(Dataset items)
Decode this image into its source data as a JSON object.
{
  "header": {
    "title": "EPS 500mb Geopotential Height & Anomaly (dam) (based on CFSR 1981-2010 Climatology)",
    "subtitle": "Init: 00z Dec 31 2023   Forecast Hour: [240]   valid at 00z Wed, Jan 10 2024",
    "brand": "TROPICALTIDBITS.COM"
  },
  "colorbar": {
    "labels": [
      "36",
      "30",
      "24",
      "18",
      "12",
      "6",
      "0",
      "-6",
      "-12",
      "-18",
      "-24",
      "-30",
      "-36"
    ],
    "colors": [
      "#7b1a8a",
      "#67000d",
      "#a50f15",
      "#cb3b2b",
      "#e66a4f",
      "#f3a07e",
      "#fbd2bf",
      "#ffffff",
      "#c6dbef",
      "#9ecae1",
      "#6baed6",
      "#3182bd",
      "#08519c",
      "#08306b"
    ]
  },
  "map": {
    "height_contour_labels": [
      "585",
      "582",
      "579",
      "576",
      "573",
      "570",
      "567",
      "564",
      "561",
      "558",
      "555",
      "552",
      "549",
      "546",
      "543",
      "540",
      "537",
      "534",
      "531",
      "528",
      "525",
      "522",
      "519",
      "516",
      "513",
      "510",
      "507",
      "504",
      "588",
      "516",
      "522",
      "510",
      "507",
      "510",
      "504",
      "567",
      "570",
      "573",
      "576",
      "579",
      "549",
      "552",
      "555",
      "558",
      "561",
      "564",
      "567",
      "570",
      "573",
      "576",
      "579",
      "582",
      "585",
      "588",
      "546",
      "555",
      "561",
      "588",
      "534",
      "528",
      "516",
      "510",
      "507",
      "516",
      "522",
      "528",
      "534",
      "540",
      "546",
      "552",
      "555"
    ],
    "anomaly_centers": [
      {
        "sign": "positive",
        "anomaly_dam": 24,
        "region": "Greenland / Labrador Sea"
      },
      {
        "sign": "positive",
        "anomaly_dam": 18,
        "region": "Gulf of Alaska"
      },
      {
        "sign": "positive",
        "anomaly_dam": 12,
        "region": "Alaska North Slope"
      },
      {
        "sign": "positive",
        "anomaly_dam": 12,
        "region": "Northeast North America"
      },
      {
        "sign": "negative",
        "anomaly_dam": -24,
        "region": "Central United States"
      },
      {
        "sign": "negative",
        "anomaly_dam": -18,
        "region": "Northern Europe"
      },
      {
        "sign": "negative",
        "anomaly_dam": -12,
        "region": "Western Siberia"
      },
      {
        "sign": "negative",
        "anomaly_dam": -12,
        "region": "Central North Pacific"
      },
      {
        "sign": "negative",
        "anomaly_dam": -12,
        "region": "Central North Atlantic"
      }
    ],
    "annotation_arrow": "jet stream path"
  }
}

_AIM_
Show the lines of the records that include the string "Central".

_FINISHED ANSWER_
        "region": "Central United States"
        "region": "Central North Pacific"
        "region": "Central North Atlantic"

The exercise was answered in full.